SHORT TASK: Repeat the records below exactly, leaving out any pictures.

════

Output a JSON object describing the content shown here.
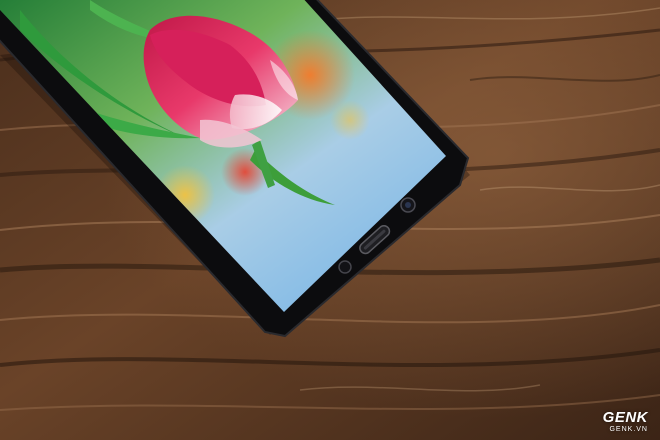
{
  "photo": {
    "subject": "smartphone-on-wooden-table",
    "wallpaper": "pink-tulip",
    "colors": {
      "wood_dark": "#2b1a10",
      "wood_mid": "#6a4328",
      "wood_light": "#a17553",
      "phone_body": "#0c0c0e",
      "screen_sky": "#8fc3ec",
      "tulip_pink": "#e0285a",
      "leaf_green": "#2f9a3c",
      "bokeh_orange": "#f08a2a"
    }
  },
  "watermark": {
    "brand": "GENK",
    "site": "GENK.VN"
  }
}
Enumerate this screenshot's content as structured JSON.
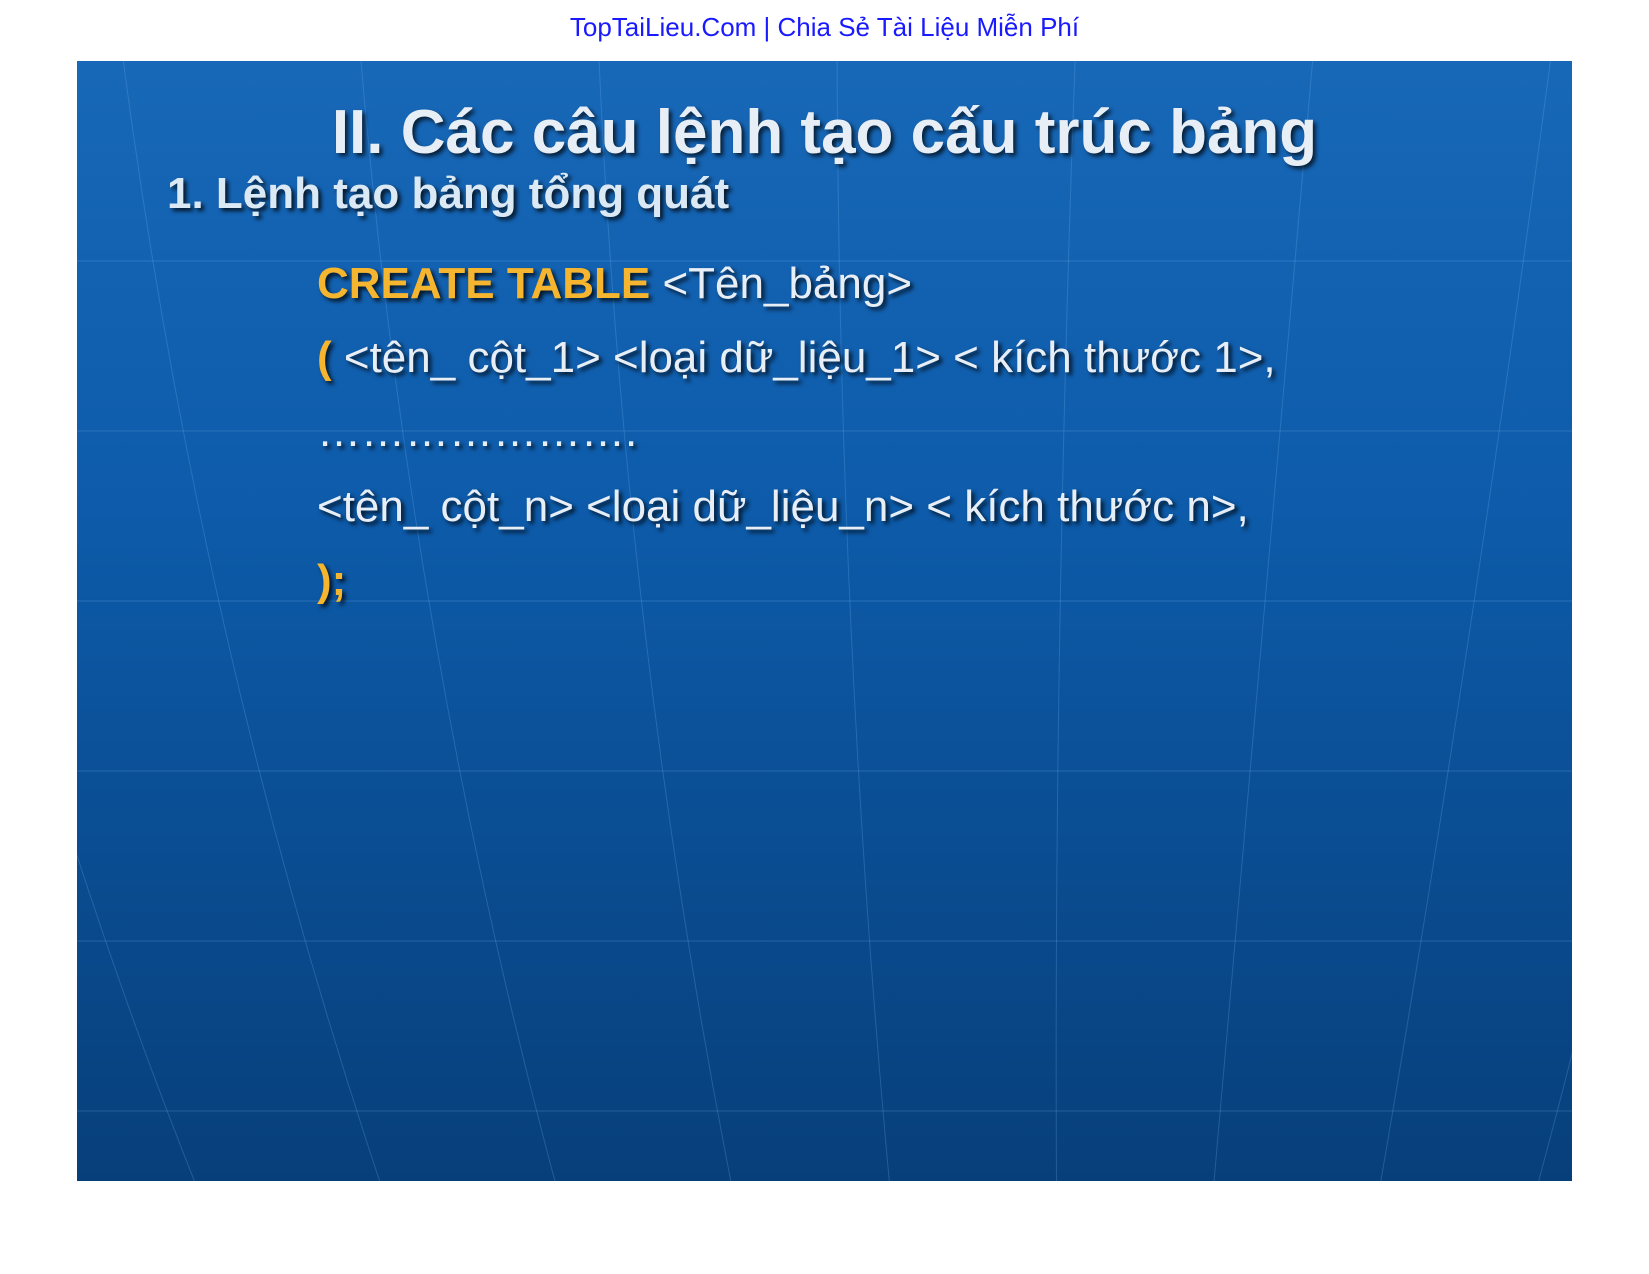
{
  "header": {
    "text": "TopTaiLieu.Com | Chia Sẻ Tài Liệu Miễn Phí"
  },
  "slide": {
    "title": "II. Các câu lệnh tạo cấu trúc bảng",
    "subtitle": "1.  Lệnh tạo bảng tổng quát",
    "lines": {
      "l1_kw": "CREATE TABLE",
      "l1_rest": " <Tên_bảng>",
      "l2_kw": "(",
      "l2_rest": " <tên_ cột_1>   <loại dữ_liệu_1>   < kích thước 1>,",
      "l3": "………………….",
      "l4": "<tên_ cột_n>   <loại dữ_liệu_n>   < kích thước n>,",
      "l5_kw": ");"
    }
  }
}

════

TASK RESULT:
Output a JSON object describing the content shown here.
{
  "photo": {
    "subject": "smartphone-on-wooden-table",
    "wallpaper": "pink-tulip",
    "colors": {
      "wood_dark": "#2b1a10",
      "wood_mid": "#6a4328",
      "wood_light": "#a17553",
      "phone_body": "#0c0c0e",
      "screen_sky": "#8fc3ec",
      "tulip_pink": "#e0285a",
      "leaf_green": "#2f9a3c",
      "bokeh_orange": "#f08a2a"
    }
  },
  "watermark": {
    "brand": "GENK",
    "site": "GENK.VN"
  }
}
Enumerate this screenshot's content as structured JSON.
{
  "header": {
    "text": "TopTaiLieu.Com | Chia Sẻ Tài Liệu Miễn Phí"
  },
  "slide": {
    "title": "II. Các câu lệnh tạo cấu trúc bảng",
    "subtitle": "1.  Lệnh tạo bảng tổng quát",
    "lines": {
      "l1_kw": "CREATE TABLE",
      "l1_rest": " <Tên_bảng>",
      "l2_kw": "(",
      "l2_rest": " <tên_ cột_1>   <loại dữ_liệu_1>   < kích thước 1>,",
      "l3": "………………….",
      "l4": "<tên_ cột_n>   <loại dữ_liệu_n>   < kích thước n>,",
      "l5_kw": ");"
    }
  }
}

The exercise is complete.